▶ _DO THIS_: Return all of the material below unchanged, line for line.

☆ ☆ ☆ ☆ ☆

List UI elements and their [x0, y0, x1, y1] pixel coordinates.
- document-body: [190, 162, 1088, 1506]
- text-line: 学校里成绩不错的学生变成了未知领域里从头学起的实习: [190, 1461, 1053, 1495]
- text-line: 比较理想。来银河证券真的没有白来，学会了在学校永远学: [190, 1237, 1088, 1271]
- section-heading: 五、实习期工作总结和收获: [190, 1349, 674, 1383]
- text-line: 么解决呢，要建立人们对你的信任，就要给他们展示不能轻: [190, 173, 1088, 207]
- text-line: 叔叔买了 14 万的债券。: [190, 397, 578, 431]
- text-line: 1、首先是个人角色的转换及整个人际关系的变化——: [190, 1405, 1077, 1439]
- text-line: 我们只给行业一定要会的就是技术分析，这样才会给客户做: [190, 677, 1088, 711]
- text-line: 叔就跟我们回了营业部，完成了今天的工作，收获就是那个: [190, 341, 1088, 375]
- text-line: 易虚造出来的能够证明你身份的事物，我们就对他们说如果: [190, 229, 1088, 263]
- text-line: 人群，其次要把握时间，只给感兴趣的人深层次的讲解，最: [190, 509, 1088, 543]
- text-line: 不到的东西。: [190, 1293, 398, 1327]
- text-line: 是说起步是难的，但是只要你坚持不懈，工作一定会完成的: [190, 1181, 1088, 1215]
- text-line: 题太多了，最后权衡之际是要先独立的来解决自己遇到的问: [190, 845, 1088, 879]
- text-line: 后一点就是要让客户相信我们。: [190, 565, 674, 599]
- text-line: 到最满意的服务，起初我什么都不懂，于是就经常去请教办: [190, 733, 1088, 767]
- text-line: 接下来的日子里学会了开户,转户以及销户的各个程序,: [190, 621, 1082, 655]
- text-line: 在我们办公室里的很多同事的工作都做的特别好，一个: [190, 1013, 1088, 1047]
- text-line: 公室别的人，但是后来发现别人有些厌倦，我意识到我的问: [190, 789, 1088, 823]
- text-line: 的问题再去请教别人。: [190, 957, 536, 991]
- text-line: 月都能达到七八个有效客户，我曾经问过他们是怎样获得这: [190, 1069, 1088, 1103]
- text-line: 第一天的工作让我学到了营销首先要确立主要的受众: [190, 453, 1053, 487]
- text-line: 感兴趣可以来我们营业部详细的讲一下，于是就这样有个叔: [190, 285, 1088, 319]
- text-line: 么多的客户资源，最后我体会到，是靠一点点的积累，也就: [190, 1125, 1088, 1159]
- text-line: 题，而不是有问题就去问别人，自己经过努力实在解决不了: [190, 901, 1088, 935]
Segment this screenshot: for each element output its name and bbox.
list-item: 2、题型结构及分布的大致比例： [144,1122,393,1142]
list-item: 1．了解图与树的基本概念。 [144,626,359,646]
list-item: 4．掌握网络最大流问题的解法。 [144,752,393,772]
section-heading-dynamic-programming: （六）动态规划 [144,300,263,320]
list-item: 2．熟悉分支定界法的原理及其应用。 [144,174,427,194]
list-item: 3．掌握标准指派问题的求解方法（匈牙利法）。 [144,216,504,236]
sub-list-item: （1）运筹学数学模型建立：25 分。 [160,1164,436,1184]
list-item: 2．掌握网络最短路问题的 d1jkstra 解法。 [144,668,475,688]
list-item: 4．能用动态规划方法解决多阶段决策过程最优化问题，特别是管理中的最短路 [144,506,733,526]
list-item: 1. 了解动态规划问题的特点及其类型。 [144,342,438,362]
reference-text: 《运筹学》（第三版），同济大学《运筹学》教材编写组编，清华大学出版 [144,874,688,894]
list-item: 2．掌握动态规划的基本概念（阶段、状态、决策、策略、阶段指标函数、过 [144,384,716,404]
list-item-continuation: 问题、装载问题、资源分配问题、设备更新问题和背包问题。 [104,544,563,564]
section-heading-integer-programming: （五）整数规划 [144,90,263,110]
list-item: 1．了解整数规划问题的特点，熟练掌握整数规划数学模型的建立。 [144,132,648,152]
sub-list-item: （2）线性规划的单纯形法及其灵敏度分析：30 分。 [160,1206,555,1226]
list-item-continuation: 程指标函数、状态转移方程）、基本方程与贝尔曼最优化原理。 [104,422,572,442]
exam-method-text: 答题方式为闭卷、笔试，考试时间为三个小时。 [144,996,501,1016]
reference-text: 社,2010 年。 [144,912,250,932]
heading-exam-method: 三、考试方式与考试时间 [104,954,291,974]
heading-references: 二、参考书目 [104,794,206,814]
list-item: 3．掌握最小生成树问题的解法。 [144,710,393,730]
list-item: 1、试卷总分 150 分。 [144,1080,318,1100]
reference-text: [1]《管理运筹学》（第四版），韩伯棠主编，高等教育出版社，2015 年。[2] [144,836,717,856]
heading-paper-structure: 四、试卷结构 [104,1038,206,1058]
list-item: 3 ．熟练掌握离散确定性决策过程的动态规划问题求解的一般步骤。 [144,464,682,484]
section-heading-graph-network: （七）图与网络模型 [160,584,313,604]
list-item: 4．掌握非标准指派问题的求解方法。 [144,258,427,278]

☆ ☆ ☆ ☆ ☆

▶ _RESPONSE BELOW_:
List UI elements and their [x0, y0, x1, y1] pixel coordinates.
- document-body: [190, 162, 1088, 1506]
- text-line: 学校里成绩不错的学生变成了未知领域里从头学起的实习: [190, 1461, 1053, 1495]
- text-line: 比较理想。来银河证券真的没有白来，学会了在学校永远学: [190, 1237, 1088, 1271]
- section-heading: 五、实习期工作总结和收获: [190, 1349, 674, 1383]
- text-line: 么解决呢，要建立人们对你的信任，就要给他们展示不能轻: [190, 173, 1088, 207]
- text-line: 叔叔买了 14 万的债券。: [190, 397, 578, 431]
- text-line: 1、首先是个人角色的转换及整个人际关系的变化——: [190, 1405, 1077, 1439]
- text-line: 我们只给行业一定要会的就是技术分析，这样才会给客户做: [190, 677, 1088, 711]
- text-line: 叔就跟我们回了营业部，完成了今天的工作，收获就是那个: [190, 341, 1088, 375]
- text-line: 易虚造出来的能够证明你身份的事物，我们就对他们说如果: [190, 229, 1088, 263]
- text-line: 人群，其次要把握时间，只给感兴趣的人深层次的讲解，最: [190, 509, 1088, 543]
- text-line: 不到的东西。: [190, 1293, 398, 1327]
- text-line: 是说起步是难的，但是只要你坚持不懈，工作一定会完成的: [190, 1181, 1088, 1215]
- text-line: 题太多了，最后权衡之际是要先独立的来解决自己遇到的问: [190, 845, 1088, 879]
- text-line: 后一点就是要让客户相信我们。: [190, 565, 674, 599]
- text-line: 到最满意的服务，起初我什么都不懂，于是就经常去请教办: [190, 733, 1088, 767]
- text-line: 接下来的日子里学会了开户,转户以及销户的各个程序,: [190, 621, 1082, 655]
- text-line: 在我们办公室里的很多同事的工作都做的特别好，一个: [190, 1013, 1088, 1047]
- text-line: 公室别的人，但是后来发现别人有些厌倦，我意识到我的问: [190, 789, 1088, 823]
- text-line: 的问题再去请教别人。: [190, 957, 536, 991]
- text-line: 月都能达到七八个有效客户，我曾经问过他们是怎样获得这: [190, 1069, 1088, 1103]
- text-line: 第一天的工作让我学到了营销首先要确立主要的受众: [190, 453, 1053, 487]
- text-line: 感兴趣可以来我们营业部详细的讲一下，于是就这样有个叔: [190, 285, 1088, 319]
- text-line: 么多的客户资源，最后我体会到，是靠一点点的积累，也就: [190, 1125, 1088, 1159]
- text-line: 题，而不是有问题就去问别人，自己经过努力实在解决不了: [190, 901, 1088, 935]
Segment this screenshot: for each element output its name and bbox.
list-item: 2、题型结构及分布的大致比例： [144,1122,393,1142]
list-item: 1．了解图与树的基本概念。 [144,626,359,646]
list-item: 4．掌握网络最大流问题的解法。 [144,752,393,772]
section-heading-dynamic-programming: （六）动态规划 [144,300,263,320]
list-item: 2．熟悉分支定界法的原理及其应用。 [144,174,427,194]
list-item: 3．掌握标准指派问题的求解方法（匈牙利法）。 [144,216,504,236]
sub-list-item: （1）运筹学数学模型建立：25 分。 [160,1164,436,1184]
list-item: 2．掌握网络最短路问题的 d1jkstra 解法。 [144,668,475,688]
list-item: 4．能用动态规划方法解决多阶段决策过程最优化问题，特别是管理中的最短路 [144,506,733,526]
list-item: 1. 了解动态规划问题的特点及其类型。 [144,342,438,362]
reference-text: 《运筹学》（第三版），同济大学《运筹学》教材编写组编，清华大学出版 [144,874,688,894]
list-item: 2．掌握动态规划的基本概念（阶段、状态、决策、策略、阶段指标函数、过 [144,384,716,404]
list-item-continuation: 问题、装载问题、资源分配问题、设备更新问题和背包问题。 [104,544,563,564]
section-heading-integer-programming: （五）整数规划 [144,90,263,110]
list-item: 1．了解整数规划问题的特点，熟练掌握整数规划数学模型的建立。 [144,132,648,152]
sub-list-item: （2）线性规划的单纯形法及其灵敏度分析：30 分。 [160,1206,555,1226]
list-item-continuation: 程指标函数、状态转移方程）、基本方程与贝尔曼最优化原理。 [104,422,572,442]
exam-method-text: 答题方式为闭卷、笔试，考试时间为三个小时。 [144,996,501,1016]
reference-text: 社,2010 年。 [144,912,250,932]
heading-exam-method: 三、考试方式与考试时间 [104,954,291,974]
heading-references: 二、参考书目 [104,794,206,814]
list-item: 3．掌握最小生成树问题的解法。 [144,710,393,730]
list-item: 1、试卷总分 150 分。 [144,1080,318,1100]
reference-text: [1]《管理运筹学》（第四版），韩伯棠主编，高等教育出版社，2015 年。[2] [144,836,717,856]
heading-paper-structure: 四、试卷结构 [104,1038,206,1058]
list-item: 3 ．熟练掌握离散确定性决策过程的动态规划问题求解的一般步骤。 [144,464,682,484]
section-heading-graph-network: （七）图与网络模型 [160,584,313,604]
list-item: 4．掌握非标准指派问题的求解方法。 [144,258,427,278]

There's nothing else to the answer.